Keep every line where the word "приложения" appears; drop the rest.
[start]
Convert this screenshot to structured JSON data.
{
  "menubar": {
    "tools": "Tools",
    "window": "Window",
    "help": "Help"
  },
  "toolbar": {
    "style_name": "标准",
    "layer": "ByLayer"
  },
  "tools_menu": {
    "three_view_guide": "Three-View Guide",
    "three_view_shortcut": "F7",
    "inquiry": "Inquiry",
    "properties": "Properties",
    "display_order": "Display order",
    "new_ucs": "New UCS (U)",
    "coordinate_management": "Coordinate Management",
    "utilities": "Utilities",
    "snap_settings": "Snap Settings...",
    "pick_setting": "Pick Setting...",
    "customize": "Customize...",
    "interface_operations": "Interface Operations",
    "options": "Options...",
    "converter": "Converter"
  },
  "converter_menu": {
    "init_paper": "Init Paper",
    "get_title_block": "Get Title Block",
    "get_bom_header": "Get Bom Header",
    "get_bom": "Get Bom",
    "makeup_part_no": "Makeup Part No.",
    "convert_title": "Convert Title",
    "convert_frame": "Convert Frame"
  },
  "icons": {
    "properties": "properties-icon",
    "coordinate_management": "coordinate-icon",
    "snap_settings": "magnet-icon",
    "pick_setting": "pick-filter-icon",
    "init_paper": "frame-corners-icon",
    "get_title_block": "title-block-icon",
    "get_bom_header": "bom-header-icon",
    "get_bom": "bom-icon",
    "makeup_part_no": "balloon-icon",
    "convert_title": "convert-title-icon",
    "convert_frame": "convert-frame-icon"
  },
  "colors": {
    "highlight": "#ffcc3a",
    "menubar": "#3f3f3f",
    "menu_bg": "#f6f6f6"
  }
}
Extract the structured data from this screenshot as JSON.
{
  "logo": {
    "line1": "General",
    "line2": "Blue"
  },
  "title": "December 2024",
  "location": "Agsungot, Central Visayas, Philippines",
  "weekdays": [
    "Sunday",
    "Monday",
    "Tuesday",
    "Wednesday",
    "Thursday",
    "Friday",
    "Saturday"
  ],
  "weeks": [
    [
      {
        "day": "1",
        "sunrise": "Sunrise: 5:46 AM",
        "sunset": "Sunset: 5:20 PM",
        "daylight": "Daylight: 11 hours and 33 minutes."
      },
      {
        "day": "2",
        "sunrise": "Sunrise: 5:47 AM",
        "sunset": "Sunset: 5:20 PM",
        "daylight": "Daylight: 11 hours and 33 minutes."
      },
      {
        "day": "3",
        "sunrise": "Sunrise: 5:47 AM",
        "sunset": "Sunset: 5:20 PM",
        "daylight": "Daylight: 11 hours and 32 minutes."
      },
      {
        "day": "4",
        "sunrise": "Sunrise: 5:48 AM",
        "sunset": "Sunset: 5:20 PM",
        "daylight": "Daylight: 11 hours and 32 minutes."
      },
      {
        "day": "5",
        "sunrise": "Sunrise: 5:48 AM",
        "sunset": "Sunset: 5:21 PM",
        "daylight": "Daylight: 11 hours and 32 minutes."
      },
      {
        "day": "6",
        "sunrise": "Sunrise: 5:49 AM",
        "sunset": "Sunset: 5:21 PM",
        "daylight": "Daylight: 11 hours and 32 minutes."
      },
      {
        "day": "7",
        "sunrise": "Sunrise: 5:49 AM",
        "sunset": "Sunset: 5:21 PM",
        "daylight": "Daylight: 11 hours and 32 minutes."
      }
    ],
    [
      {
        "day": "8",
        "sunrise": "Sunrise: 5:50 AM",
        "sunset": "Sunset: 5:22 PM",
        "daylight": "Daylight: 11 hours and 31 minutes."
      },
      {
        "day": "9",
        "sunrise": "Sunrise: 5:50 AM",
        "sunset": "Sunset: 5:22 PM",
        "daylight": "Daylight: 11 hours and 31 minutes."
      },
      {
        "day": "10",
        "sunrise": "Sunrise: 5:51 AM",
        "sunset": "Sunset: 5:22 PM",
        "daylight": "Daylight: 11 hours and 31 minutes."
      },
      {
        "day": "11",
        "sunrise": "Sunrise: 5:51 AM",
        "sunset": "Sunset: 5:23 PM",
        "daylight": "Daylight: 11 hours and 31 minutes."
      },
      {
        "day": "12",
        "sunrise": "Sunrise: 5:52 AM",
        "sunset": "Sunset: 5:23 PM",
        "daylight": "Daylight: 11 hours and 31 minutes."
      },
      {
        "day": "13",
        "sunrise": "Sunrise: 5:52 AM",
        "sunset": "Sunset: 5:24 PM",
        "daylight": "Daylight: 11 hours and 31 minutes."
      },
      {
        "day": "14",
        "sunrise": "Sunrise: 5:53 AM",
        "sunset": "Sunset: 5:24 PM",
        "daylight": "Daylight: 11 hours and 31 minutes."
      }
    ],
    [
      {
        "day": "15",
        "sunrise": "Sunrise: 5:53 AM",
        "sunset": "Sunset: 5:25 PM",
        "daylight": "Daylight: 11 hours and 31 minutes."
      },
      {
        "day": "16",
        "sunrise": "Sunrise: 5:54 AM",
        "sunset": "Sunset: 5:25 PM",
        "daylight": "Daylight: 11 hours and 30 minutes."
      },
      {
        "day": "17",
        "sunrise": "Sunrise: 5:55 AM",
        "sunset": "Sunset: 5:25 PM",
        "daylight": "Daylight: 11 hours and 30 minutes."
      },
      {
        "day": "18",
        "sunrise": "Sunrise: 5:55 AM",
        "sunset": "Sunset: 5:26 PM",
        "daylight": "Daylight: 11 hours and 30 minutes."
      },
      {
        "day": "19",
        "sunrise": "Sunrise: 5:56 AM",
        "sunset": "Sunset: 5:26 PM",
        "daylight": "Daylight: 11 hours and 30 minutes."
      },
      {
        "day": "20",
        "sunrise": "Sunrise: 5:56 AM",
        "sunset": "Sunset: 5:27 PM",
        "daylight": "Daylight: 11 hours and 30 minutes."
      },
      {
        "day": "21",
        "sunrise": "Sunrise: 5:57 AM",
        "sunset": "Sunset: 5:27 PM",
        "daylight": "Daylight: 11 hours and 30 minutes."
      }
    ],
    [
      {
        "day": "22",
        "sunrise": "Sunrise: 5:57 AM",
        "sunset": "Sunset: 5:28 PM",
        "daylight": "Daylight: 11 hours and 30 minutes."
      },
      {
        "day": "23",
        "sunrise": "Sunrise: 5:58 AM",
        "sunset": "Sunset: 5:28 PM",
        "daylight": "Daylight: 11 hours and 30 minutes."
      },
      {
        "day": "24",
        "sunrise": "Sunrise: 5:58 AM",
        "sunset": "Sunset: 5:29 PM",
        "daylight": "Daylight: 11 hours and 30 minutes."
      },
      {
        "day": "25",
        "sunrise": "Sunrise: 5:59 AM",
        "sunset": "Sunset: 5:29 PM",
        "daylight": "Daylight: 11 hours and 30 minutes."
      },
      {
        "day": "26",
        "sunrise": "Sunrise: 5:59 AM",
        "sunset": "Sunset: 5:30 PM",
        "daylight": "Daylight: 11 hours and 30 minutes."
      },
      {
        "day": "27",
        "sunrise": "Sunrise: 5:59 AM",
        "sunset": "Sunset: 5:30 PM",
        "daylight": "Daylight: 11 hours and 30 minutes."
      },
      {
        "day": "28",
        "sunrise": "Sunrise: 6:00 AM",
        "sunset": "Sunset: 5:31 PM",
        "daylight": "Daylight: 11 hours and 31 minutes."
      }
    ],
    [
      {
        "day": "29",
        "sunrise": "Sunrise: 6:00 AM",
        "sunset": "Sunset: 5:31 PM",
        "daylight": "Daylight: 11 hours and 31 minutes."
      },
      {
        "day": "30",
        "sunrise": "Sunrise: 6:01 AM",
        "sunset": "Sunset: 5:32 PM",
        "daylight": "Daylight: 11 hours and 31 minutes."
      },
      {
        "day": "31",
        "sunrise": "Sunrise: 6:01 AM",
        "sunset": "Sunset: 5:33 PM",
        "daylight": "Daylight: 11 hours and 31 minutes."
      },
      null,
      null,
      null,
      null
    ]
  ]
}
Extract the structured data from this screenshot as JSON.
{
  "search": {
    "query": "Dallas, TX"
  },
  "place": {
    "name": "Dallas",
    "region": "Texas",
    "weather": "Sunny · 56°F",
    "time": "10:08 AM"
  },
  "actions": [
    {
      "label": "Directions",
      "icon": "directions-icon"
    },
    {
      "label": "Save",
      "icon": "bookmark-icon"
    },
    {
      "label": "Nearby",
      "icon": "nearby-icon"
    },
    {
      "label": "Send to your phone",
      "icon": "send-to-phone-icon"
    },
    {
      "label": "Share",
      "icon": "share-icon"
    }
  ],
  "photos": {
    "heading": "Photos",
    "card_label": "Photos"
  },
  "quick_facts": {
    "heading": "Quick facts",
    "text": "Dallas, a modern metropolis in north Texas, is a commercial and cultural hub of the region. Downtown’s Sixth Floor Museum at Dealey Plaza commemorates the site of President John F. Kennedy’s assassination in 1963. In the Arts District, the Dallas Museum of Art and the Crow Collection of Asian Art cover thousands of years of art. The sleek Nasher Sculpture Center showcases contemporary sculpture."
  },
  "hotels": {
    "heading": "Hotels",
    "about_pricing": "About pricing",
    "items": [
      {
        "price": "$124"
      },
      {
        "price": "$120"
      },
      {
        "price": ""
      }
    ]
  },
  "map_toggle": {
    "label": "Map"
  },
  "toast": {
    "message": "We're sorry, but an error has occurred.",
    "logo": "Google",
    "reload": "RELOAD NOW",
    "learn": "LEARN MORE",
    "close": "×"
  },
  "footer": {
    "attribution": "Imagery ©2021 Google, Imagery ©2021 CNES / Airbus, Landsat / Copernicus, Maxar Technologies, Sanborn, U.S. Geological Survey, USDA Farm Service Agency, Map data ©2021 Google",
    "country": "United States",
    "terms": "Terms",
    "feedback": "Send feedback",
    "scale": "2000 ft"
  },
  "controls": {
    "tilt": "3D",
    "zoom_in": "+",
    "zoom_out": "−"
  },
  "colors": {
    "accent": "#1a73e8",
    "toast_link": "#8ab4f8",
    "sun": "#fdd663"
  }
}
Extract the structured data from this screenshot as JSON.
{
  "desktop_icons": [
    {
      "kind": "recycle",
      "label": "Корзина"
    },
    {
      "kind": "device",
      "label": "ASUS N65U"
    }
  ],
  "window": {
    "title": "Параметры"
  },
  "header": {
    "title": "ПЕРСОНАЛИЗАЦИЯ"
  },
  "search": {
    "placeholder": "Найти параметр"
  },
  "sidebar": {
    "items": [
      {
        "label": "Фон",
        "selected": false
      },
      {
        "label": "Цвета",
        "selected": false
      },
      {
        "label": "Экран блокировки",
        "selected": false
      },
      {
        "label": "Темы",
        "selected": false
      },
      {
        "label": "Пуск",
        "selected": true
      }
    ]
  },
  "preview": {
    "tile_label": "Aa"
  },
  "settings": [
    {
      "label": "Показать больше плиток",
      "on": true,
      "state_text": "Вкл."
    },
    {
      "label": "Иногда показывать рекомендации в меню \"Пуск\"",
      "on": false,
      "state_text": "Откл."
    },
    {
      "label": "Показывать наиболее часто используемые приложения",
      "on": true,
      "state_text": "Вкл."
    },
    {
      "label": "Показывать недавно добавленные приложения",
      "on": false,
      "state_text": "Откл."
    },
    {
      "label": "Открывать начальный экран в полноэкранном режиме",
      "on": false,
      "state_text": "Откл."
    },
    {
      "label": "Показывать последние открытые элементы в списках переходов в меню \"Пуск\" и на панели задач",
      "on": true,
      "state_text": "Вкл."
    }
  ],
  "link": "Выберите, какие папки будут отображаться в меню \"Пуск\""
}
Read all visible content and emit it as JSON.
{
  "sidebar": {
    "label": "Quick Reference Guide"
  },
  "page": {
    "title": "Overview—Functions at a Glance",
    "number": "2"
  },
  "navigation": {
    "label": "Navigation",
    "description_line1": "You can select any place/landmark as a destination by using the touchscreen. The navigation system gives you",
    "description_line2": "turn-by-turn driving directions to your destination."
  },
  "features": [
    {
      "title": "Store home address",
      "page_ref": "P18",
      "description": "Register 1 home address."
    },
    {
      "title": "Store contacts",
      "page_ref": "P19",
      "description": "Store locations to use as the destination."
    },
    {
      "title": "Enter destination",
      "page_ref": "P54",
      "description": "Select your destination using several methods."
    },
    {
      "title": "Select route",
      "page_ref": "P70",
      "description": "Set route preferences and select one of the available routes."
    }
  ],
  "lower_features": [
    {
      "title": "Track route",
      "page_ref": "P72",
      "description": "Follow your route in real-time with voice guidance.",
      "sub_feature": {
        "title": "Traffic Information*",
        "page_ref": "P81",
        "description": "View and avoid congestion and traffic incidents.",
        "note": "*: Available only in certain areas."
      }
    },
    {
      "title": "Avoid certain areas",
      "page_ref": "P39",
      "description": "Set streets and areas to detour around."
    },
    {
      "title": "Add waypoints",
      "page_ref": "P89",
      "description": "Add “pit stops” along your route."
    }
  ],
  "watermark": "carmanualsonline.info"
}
[end]
ANSWER BELOW ->
      "label": "Показывать наиболее часто используемые приложения",
      "label": "Показывать недавно добавленные приложения",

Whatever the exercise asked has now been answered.